§ Exercise
Pick out every line holding the string "kind" and copy it.

§ The records
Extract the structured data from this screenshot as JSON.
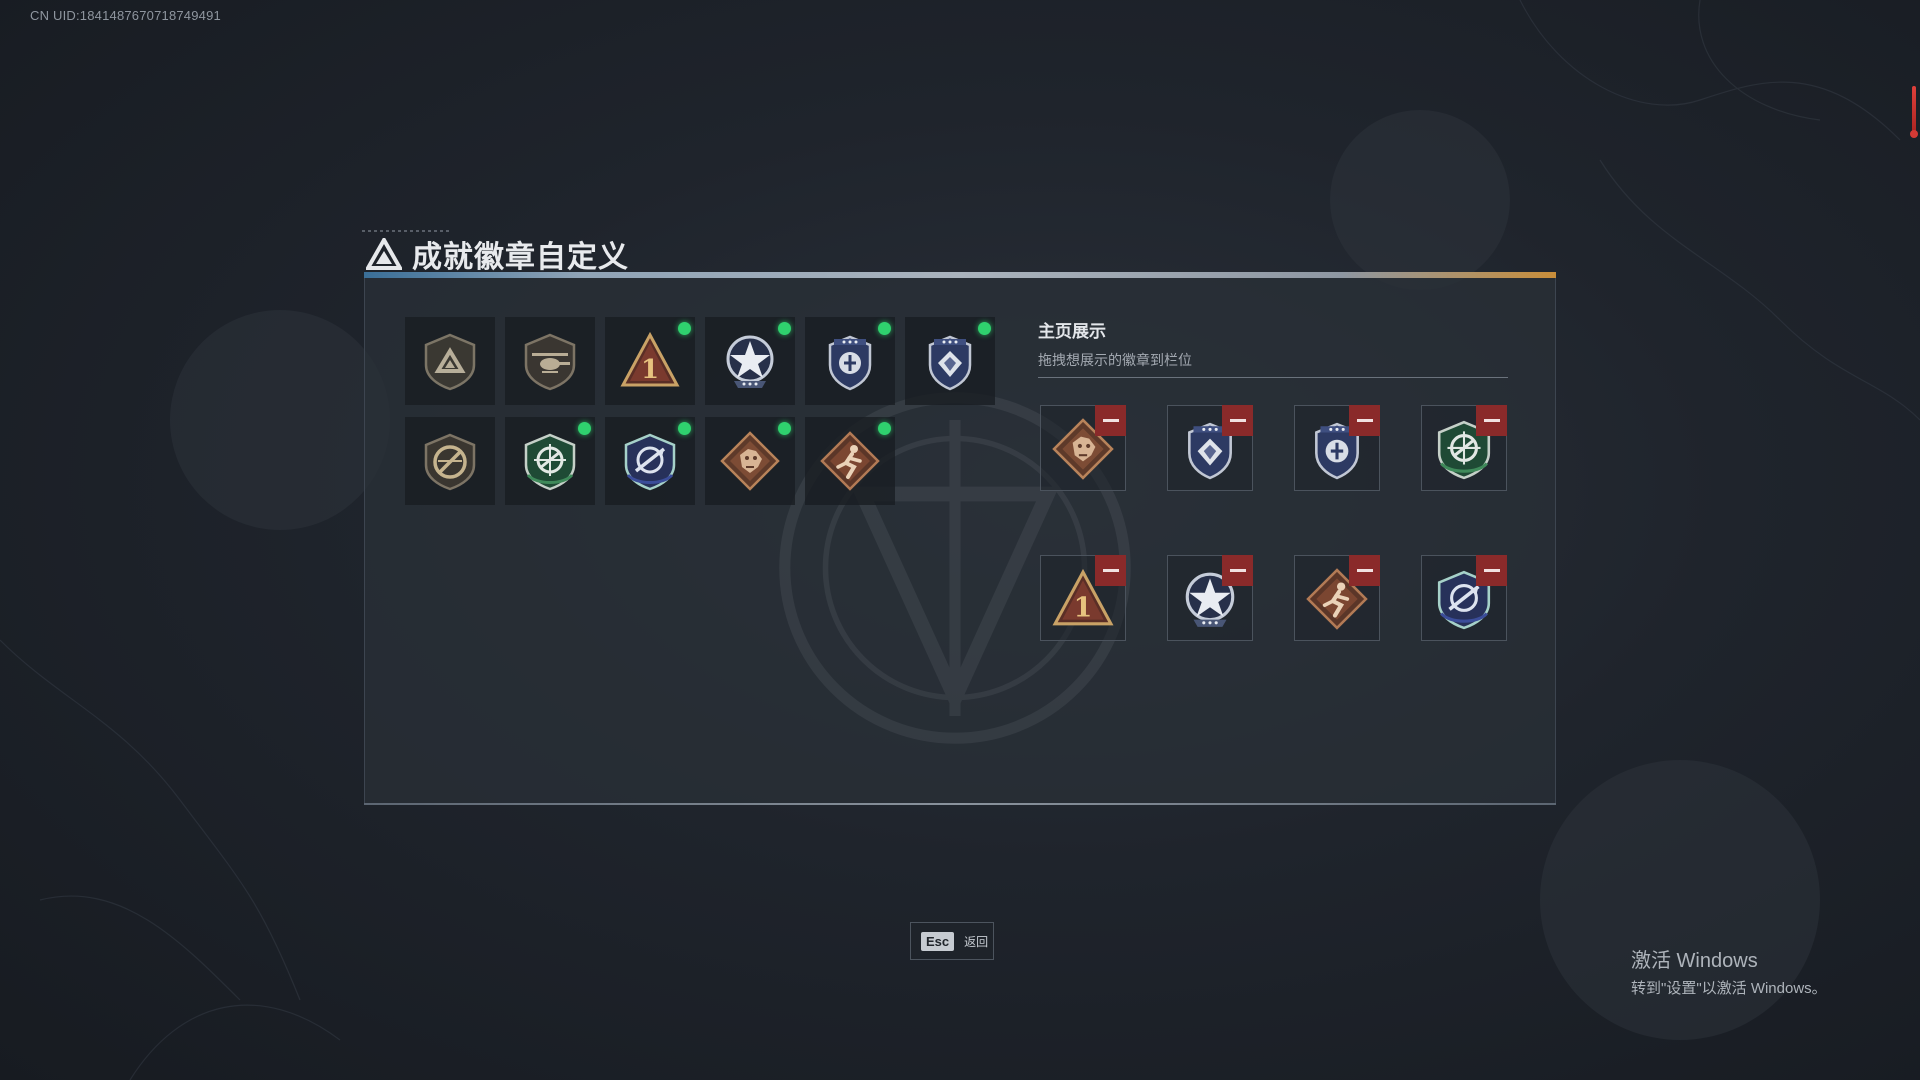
{
  "uid": "CN UID:1841487670718749491",
  "title": "成就徽章自定义",
  "badges": [
    {
      "id": "b1",
      "icon": "triangle-shield-badge-icon",
      "new": false
    },
    {
      "id": "b2",
      "icon": "helicopter-shield-badge-icon",
      "new": false
    },
    {
      "id": "b3",
      "icon": "rank-one-triangle-badge-icon",
      "new": true
    },
    {
      "id": "b4",
      "icon": "star-wing-badge-icon",
      "new": true
    },
    {
      "id": "b5",
      "icon": "blue-crest-badge-icon",
      "new": true
    },
    {
      "id": "b6",
      "icon": "blue-diamond-crest-badge-icon",
      "new": true
    },
    {
      "id": "b7",
      "icon": "no-rifle-shield-badge-icon",
      "new": false
    },
    {
      "id": "b8",
      "icon": "green-crosshair-shield-badge-icon",
      "new": true
    },
    {
      "id": "b9",
      "icon": "blue-rifle-shield-badge-icon",
      "new": true
    },
    {
      "id": "b10",
      "icon": "dragon-diamond-badge-icon",
      "new": true
    },
    {
      "id": "b11",
      "icon": "runner-diamond-badge-icon",
      "new": true
    }
  ],
  "showcase": {
    "title": "主页展示",
    "subtitle": "拖拽想展示的徽章到栏位",
    "slots": [
      {
        "icon": "dragon-diamond-badge-icon"
      },
      {
        "icon": "blue-diamond-crest-badge-icon"
      },
      {
        "icon": "blue-crest-badge-icon"
      },
      {
        "icon": "green-crosshair-shield-badge-icon"
      },
      {
        "icon": "rank-one-triangle-badge-icon"
      },
      {
        "icon": "star-wing-badge-icon"
      },
      {
        "icon": "runner-diamond-badge-icon"
      },
      {
        "icon": "blue-rifle-shield-badge-icon"
      }
    ]
  },
  "footer": {
    "esc_key": "Esc",
    "esc_label": "返回"
  },
  "activation": {
    "line1": "激活 Windows",
    "line2": "转到\"设置\"以激活 Windows。"
  },
  "colors": {
    "new_dot": "#2fd16e",
    "remove": "#8a2a2a",
    "accent_blue": "#3a6f98",
    "accent_orange": "#c98e3a"
  }
}
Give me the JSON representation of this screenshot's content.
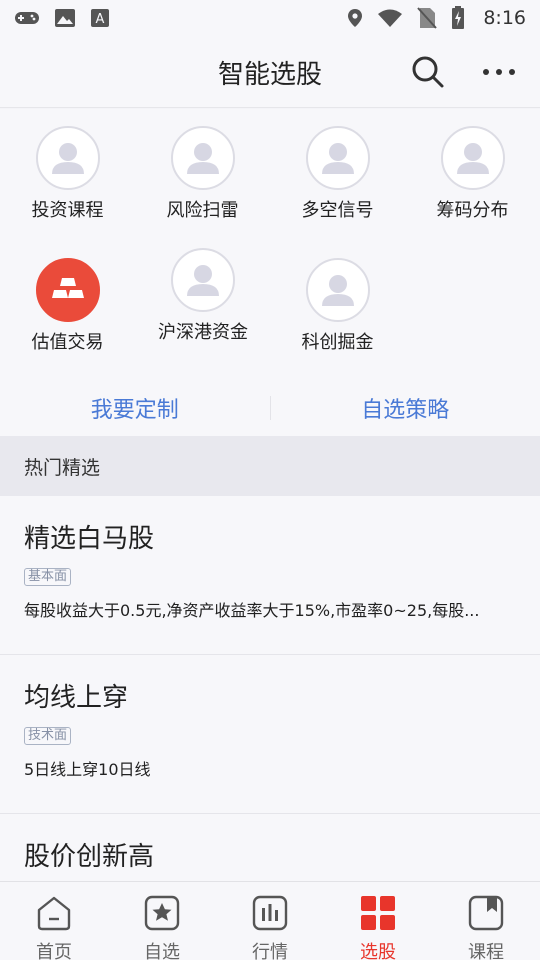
{
  "status": {
    "time": "8:16"
  },
  "header": {
    "title": "智能选股"
  },
  "grid": {
    "items": [
      {
        "label": "投资课程",
        "icon": "avatar-icon"
      },
      {
        "label": "风险扫雷",
        "icon": "avatar-icon"
      },
      {
        "label": "多空信号",
        "icon": "avatar-icon"
      },
      {
        "label": "筹码分布",
        "icon": "avatar-icon"
      },
      {
        "label": "估值交易",
        "icon": "gold-bars-icon"
      },
      {
        "label": "沪深港资金",
        "icon": "avatar-icon"
      },
      {
        "label": "科创掘金",
        "icon": "avatar-icon"
      }
    ]
  },
  "links": {
    "custom": "我要定制",
    "strategy": "自选策略"
  },
  "section": {
    "title": "热门精选"
  },
  "cards": [
    {
      "title": "精选白马股",
      "tag": "基本面",
      "desc": "每股收益大于0.5元,净资产收益率大于15%,市盈率0~25,每股..."
    },
    {
      "title": "均线上穿",
      "tag": "技术面",
      "desc": "5日线上穿10日线"
    },
    {
      "title": "股价创新高"
    }
  ],
  "tabs": [
    {
      "label": "首页",
      "icon": "home-icon"
    },
    {
      "label": "自选",
      "icon": "star-icon"
    },
    {
      "label": "行情",
      "icon": "chart-icon"
    },
    {
      "label": "选股",
      "icon": "grid-icon"
    },
    {
      "label": "课程",
      "icon": "book-icon"
    }
  ],
  "colors": {
    "accent": "#e8352b",
    "link": "#4a7ad6",
    "red_icon": "#ea4b3a"
  }
}
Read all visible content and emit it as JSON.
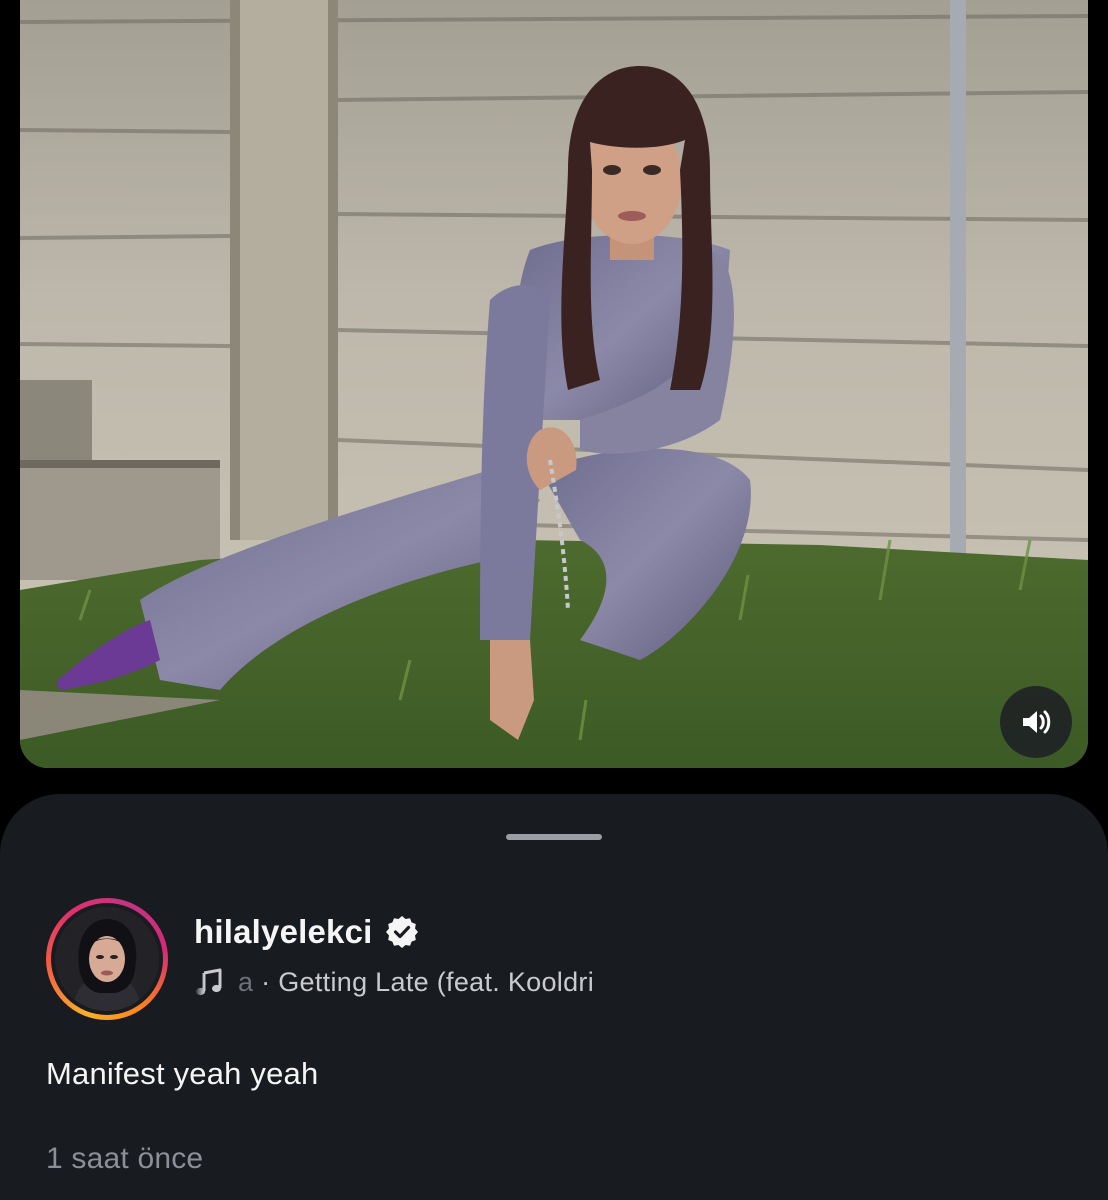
{
  "post": {
    "username": "hilalyelekci",
    "verified": true,
    "music": {
      "artist_fragment": "a",
      "separator": " · ",
      "track": "Getting Late (feat. Kooldri"
    },
    "caption": "Manifest yeah yeah",
    "timestamp": "1 saat önce"
  },
  "icons": {
    "mute": "speaker-volume-icon",
    "verified": "verified-badge-icon",
    "music": "music-note-icon"
  },
  "colors": {
    "sheet_background": "#181b20",
    "story_ring": [
      "#f9b128",
      "#f56040",
      "#e1306c",
      "#c13584"
    ],
    "primary_text": "#f5f5f5",
    "secondary_text": "#8b8f97"
  }
}
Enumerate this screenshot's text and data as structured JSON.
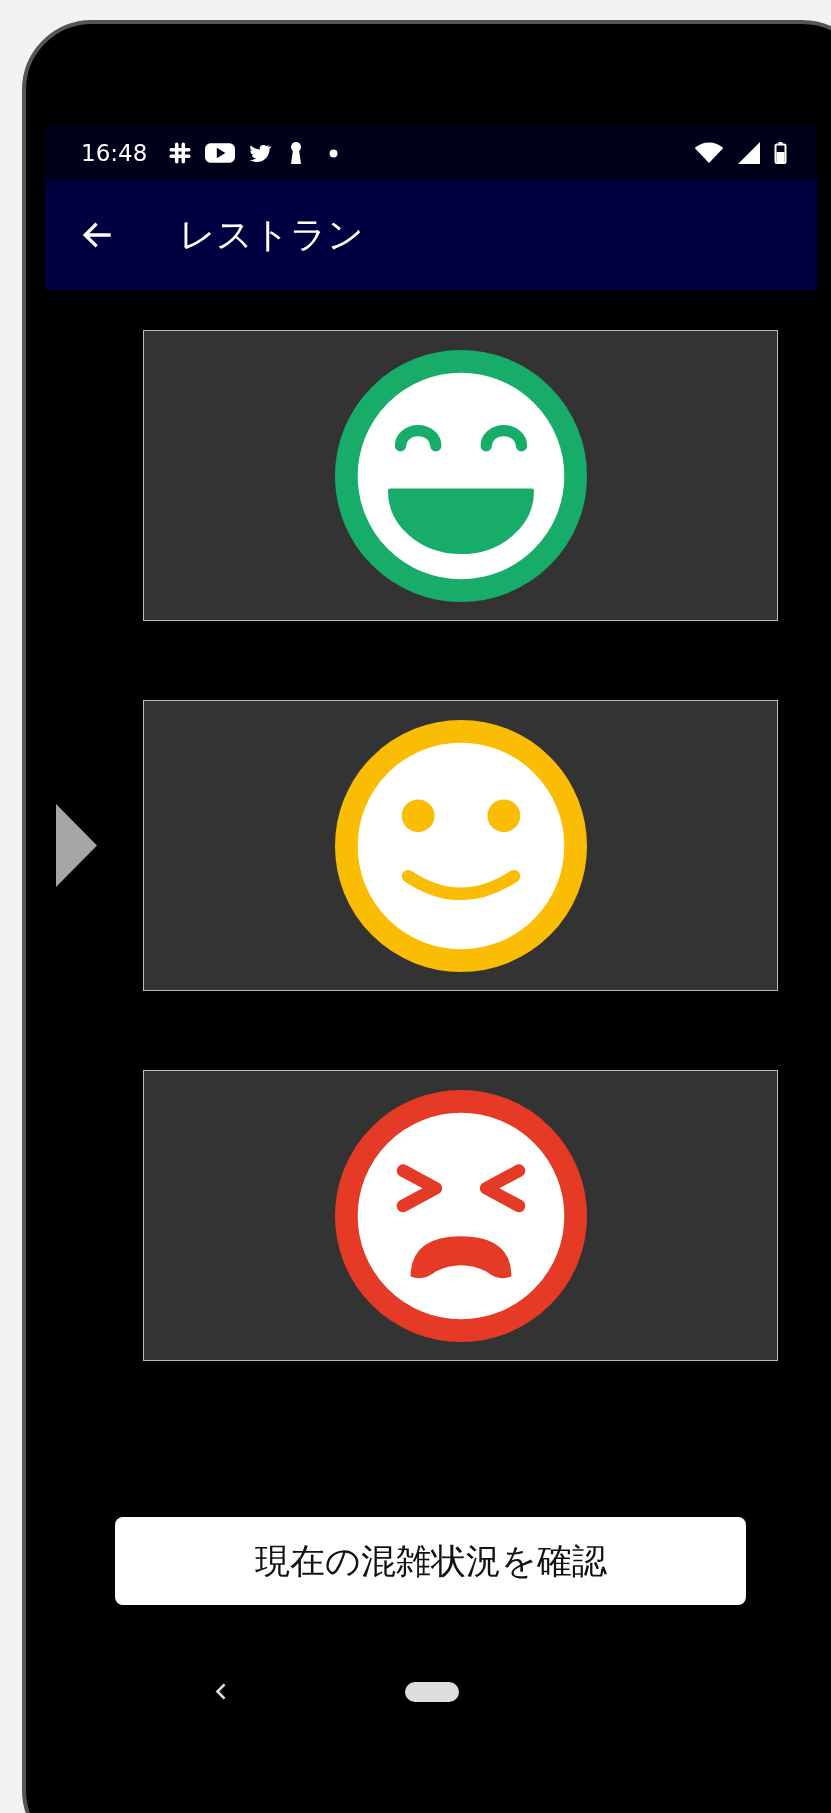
{
  "status_bar": {
    "time": "16:48"
  },
  "app_bar": {
    "title": "レストラン"
  },
  "faces": [
    {
      "kind": "laughing",
      "color": "#17ad68"
    },
    {
      "kind": "smiling",
      "color": "#fbbc04"
    },
    {
      "kind": "distressed",
      "color": "#e53a25"
    }
  ],
  "button": {
    "label": "現在の混雑状況を確認"
  }
}
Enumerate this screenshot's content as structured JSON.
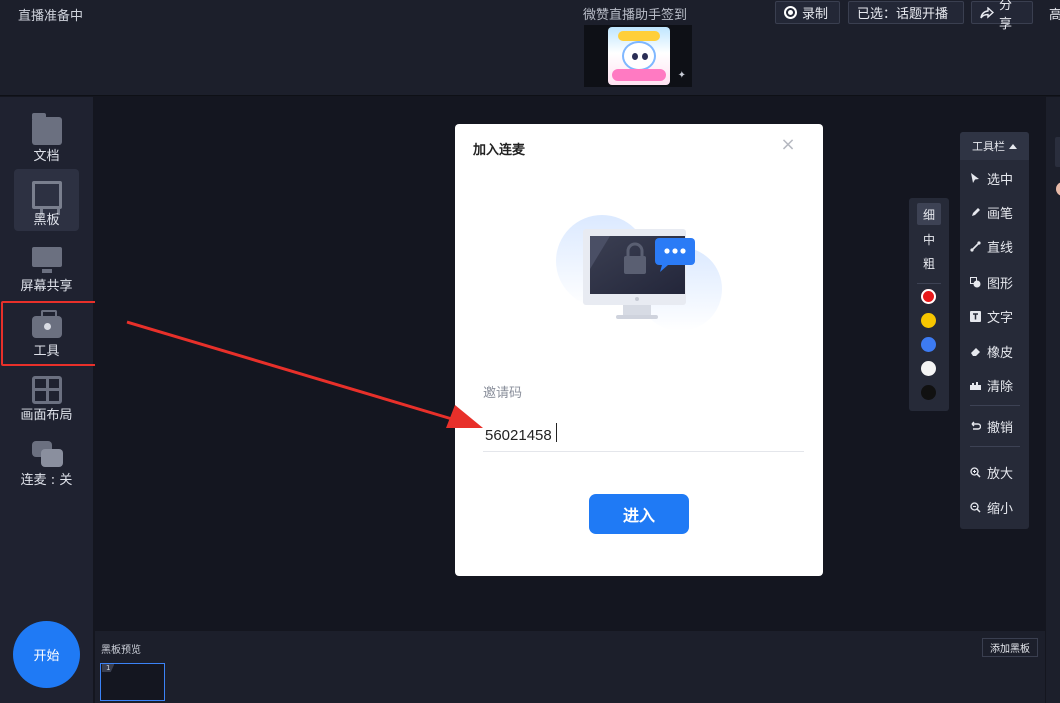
{
  "topbar": {
    "status": "直播准备中",
    "room_title": "微赞直播助手签到",
    "thumb_watermark": "✦",
    "record_label": "录制",
    "selected_label": "已选：话题开播",
    "share_label": "分享",
    "hd_label": "高"
  },
  "sidebar": {
    "items": [
      {
        "label": "文档",
        "icon": "folder-icon"
      },
      {
        "label": "黑板",
        "icon": "blackboard-icon"
      },
      {
        "label": "屏幕共享",
        "icon": "monitor-icon"
      },
      {
        "label": "工具",
        "icon": "toolbox-icon"
      },
      {
        "label": "画面布局",
        "icon": "layout-icon"
      },
      {
        "label": "连麦 : 关",
        "icon": "chat-icon"
      }
    ],
    "start_label": "开始"
  },
  "preview": {
    "label": "黑板预览",
    "thumb_number": "1",
    "add_label": "添加黑板"
  },
  "pen_panel": {
    "sizes": [
      "细",
      "中",
      "粗"
    ],
    "selected_size": "细",
    "colors": [
      "#e8191b",
      "#f7c600",
      "#3d7bf2",
      "#f5f5f5",
      "#111111"
    ]
  },
  "toolbar": {
    "header": "工具栏",
    "tools": [
      {
        "label": "选中",
        "icon": "cursor-icon"
      },
      {
        "label": "画笔",
        "icon": "pen-icon"
      },
      {
        "label": "直线",
        "icon": "line-icon"
      },
      {
        "label": "图形",
        "icon": "shape-icon"
      },
      {
        "label": "文字",
        "icon": "text-icon"
      },
      {
        "label": "橡皮",
        "icon": "eraser-icon"
      },
      {
        "label": "清除",
        "icon": "clear-icon"
      },
      {
        "label": "撤销",
        "icon": "undo-icon"
      },
      {
        "label": "放大",
        "icon": "zoom-in-icon"
      },
      {
        "label": "缩小",
        "icon": "zoom-out-icon"
      }
    ]
  },
  "modal": {
    "title": "加入连麦",
    "close": "×",
    "invite_label": "邀请码",
    "invite_value": "56021458",
    "enter_label": "进入"
  },
  "colors": {
    "accent": "#1f7af5",
    "highlight_red": "#e8302a",
    "background": "#14161f"
  }
}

§ Task output
      "kind": "laughing",
      "kind": "smiling",
      "kind": "distressed",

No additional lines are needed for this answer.